**WHAT THE EXERCISE ASKS:**
Transcribe the records that follow, preserving every word.

-- -- --

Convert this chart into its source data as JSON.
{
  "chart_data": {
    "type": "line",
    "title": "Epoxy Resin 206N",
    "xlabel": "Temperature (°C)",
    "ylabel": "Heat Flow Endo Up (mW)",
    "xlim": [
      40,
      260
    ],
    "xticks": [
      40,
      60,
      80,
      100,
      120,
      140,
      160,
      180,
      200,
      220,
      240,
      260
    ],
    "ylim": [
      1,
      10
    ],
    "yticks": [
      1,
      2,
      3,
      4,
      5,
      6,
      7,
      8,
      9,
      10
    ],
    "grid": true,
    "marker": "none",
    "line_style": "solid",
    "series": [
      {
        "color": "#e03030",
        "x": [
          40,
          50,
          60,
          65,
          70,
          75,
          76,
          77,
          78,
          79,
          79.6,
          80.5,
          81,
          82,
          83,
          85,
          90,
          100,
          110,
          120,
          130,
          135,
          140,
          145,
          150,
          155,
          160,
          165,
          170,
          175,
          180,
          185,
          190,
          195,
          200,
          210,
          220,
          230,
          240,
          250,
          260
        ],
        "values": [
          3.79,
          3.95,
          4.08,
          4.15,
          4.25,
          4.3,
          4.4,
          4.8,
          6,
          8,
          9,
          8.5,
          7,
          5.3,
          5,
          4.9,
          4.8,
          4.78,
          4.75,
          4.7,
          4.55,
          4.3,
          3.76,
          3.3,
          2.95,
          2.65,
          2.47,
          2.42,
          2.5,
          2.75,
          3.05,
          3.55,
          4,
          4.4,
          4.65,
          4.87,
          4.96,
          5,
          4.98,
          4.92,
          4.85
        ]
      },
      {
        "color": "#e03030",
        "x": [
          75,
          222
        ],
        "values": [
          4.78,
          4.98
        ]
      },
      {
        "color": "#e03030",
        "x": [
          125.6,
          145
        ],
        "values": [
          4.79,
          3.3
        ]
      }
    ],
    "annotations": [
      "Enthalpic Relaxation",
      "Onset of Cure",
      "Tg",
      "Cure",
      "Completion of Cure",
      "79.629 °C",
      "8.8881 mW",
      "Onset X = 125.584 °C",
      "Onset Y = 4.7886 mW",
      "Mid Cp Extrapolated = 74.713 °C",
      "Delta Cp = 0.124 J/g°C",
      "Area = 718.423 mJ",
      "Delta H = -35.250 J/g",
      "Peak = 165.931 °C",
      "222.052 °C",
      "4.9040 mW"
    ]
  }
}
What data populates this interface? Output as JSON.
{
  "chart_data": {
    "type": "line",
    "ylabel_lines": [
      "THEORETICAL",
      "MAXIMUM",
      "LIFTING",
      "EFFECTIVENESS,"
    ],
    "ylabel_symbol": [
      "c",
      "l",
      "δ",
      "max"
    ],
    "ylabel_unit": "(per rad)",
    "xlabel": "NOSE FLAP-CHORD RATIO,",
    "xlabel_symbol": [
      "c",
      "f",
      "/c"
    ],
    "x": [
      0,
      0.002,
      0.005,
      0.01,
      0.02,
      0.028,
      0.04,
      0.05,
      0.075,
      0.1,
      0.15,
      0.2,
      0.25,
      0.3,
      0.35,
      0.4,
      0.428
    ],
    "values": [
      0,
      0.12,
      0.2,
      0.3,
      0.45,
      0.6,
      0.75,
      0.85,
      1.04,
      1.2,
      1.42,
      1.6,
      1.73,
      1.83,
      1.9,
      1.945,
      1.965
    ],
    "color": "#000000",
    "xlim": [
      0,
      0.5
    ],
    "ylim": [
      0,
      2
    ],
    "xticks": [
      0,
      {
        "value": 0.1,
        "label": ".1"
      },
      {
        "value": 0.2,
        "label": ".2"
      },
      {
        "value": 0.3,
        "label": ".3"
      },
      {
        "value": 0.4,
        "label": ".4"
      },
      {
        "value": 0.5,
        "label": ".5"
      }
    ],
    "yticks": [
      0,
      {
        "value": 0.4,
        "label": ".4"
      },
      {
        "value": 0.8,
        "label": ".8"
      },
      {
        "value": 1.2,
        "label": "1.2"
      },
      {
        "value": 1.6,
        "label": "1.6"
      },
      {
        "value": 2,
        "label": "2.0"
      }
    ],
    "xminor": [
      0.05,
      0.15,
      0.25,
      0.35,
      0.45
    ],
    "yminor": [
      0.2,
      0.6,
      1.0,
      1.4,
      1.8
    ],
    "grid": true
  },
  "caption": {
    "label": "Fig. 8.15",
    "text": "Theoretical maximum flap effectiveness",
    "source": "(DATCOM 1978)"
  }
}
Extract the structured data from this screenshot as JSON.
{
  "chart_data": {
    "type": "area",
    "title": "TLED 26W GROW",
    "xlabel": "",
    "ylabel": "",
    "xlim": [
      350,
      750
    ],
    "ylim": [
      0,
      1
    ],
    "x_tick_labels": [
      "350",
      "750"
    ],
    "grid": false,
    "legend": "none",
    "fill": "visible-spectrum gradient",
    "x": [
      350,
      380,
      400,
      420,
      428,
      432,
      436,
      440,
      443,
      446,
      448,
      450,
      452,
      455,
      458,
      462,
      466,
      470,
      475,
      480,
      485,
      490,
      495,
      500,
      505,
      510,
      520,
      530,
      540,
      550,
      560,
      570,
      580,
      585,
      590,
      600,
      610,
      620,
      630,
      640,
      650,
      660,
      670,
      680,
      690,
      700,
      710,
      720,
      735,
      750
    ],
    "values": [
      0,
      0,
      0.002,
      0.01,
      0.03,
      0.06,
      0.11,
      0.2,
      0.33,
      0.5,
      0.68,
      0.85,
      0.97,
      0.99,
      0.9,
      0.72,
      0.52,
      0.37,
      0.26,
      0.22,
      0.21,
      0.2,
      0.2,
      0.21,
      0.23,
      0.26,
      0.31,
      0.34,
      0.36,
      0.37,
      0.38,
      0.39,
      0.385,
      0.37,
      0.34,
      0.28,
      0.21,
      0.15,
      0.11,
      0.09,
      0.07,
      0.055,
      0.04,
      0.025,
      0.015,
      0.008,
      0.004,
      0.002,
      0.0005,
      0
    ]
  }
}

-- -- --

**SOLUTION FOR THIS TASK:**
Convert this chart into its source data as JSON.
{
  "chart_data": {
    "type": "line",
    "title": "Epoxy Resin 206N",
    "xlabel": "Temperature (°C)",
    "ylabel": "Heat Flow Endo Up (mW)",
    "xlim": [
      40,
      260
    ],
    "xticks": [
      40,
      60,
      80,
      100,
      120,
      140,
      160,
      180,
      200,
      220,
      240,
      260
    ],
    "ylim": [
      1,
      10
    ],
    "yticks": [
      1,
      2,
      3,
      4,
      5,
      6,
      7,
      8,
      9,
      10
    ],
    "grid": true,
    "marker": "none",
    "line_style": "solid",
    "series": [
      {
        "color": "#e03030",
        "x": [
          40,
          50,
          60,
          65,
          70,
          75,
          76,
          77,
          78,
          79,
          79.6,
          80.5,
          81,
          82,
          83,
          85,
          90,
          100,
          110,
          120,
          130,
          135,
          140,
          145,
          150,
          155,
          160,
          165,
          170,
          175,
          180,
          185,
          190,
          195,
          200,
          210,
          220,
          230,
          240,
          250,
          260
        ],
        "values": [
          3.79,
          3.95,
          4.08,
          4.15,
          4.25,
          4.3,
          4.4,
          4.8,
          6,
          8,
          9,
          8.5,
          7,
          5.3,
          5,
          4.9,
          4.8,
          4.78,
          4.75,
          4.7,
          4.55,
          4.3,
          3.76,
          3.3,
          2.95,
          2.65,
          2.47,
          2.42,
          2.5,
          2.75,
          3.05,
          3.55,
          4,
          4.4,
          4.65,
          4.87,
          4.96,
          5,
          4.98,
          4.92,
          4.85
        ]
      },
      {
        "color": "#e03030",
        "x": [
          75,
          222
        ],
        "values": [
          4.78,
          4.98
        ]
      },
      {
        "color": "#e03030",
        "x": [
          125.6,
          145
        ],
        "values": [
          4.79,
          3.3
        ]
      }
    ],
    "annotations": [
      "Enthalpic Relaxation",
      "Onset of Cure",
      "Tg",
      "Cure",
      "Completion of Cure",
      "79.629 °C",
      "8.8881 mW",
      "Onset X = 125.584 °C",
      "Onset Y = 4.7886 mW",
      "Mid Cp Extrapolated = 74.713 °C",
      "Delta Cp = 0.124 J/g°C",
      "Area = 718.423 mJ",
      "Delta H = -35.250 J/g",
      "Peak = 165.931 °C",
      "222.052 °C",
      "4.9040 mW"
    ]
  }
}
What data populates this interface? Output as JSON.
{
  "chart_data": {
    "type": "line",
    "ylabel_lines": [
      "THEORETICAL",
      "MAXIMUM",
      "LIFTING",
      "EFFECTIVENESS,"
    ],
    "ylabel_symbol": [
      "c",
      "l",
      "δ",
      "max"
    ],
    "ylabel_unit": "(per rad)",
    "xlabel": "NOSE FLAP-CHORD RATIO,",
    "xlabel_symbol": [
      "c",
      "f",
      "/c"
    ],
    "x": [
      0,
      0.002,
      0.005,
      0.01,
      0.02,
      0.028,
      0.04,
      0.05,
      0.075,
      0.1,
      0.15,
      0.2,
      0.25,
      0.3,
      0.35,
      0.4,
      0.428
    ],
    "values": [
      0,
      0.12,
      0.2,
      0.3,
      0.45,
      0.6,
      0.75,
      0.85,
      1.04,
      1.2,
      1.42,
      1.6,
      1.73,
      1.83,
      1.9,
      1.945,
      1.965
    ],
    "color": "#000000",
    "xlim": [
      0,
      0.5
    ],
    "ylim": [
      0,
      2
    ],
    "xticks": [
      0,
      {
        "value": 0.1,
        "label": ".1"
      },
      {
        "value": 0.2,
        "label": ".2"
      },
      {
        "value": 0.3,
        "label": ".3"
      },
      {
        "value": 0.4,
        "label": ".4"
      },
      {
        "value": 0.5,
        "label": ".5"
      }
    ],
    "yticks": [
      0,
      {
        "value": 0.4,
        "label": ".4"
      },
      {
        "value": 0.8,
        "label": ".8"
      },
      {
        "value": 1.2,
        "label": "1.2"
      },
      {
        "value": 1.6,
        "label": "1.6"
      },
      {
        "value": 2,
        "label": "2.0"
      }
    ],
    "xminor": [
      0.05,
      0.15,
      0.25,
      0.35,
      0.45
    ],
    "yminor": [
      0.2,
      0.6,
      1.0,
      1.4,
      1.8
    ],
    "grid": true
  },
  "caption": {
    "label": "Fig. 8.15",
    "text": "Theoretical maximum flap effectiveness",
    "source": "(DATCOM 1978)"
  }
}
Extract the structured data from this screenshot as JSON.
{
  "chart_data": {
    "type": "area",
    "title": "TLED 26W GROW",
    "xlabel": "",
    "ylabel": "",
    "xlim": [
      350,
      750
    ],
    "ylim": [
      0,
      1
    ],
    "x_tick_labels": [
      "350",
      "750"
    ],
    "grid": false,
    "legend": "none",
    "fill": "visible-spectrum gradient",
    "x": [
      350,
      380,
      400,
      420,
      428,
      432,
      436,
      440,
      443,
      446,
      448,
      450,
      452,
      455,
      458,
      462,
      466,
      470,
      475,
      480,
      485,
      490,
      495,
      500,
      505,
      510,
      520,
      530,
      540,
      550,
      560,
      570,
      580,
      585,
      590,
      600,
      610,
      620,
      630,
      640,
      650,
      660,
      670,
      680,
      690,
      700,
      710,
      720,
      735,
      750
    ],
    "values": [
      0,
      0,
      0.002,
      0.01,
      0.03,
      0.06,
      0.11,
      0.2,
      0.33,
      0.5,
      0.68,
      0.85,
      0.97,
      0.99,
      0.9,
      0.72,
      0.52,
      0.37,
      0.26,
      0.22,
      0.21,
      0.2,
      0.2,
      0.21,
      0.23,
      0.26,
      0.31,
      0.34,
      0.36,
      0.37,
      0.38,
      0.39,
      0.385,
      0.37,
      0.34,
      0.28,
      0.21,
      0.15,
      0.11,
      0.09,
      0.07,
      0.055,
      0.04,
      0.025,
      0.015,
      0.008,
      0.004,
      0.002,
      0.0005,
      0
    ]
  }
}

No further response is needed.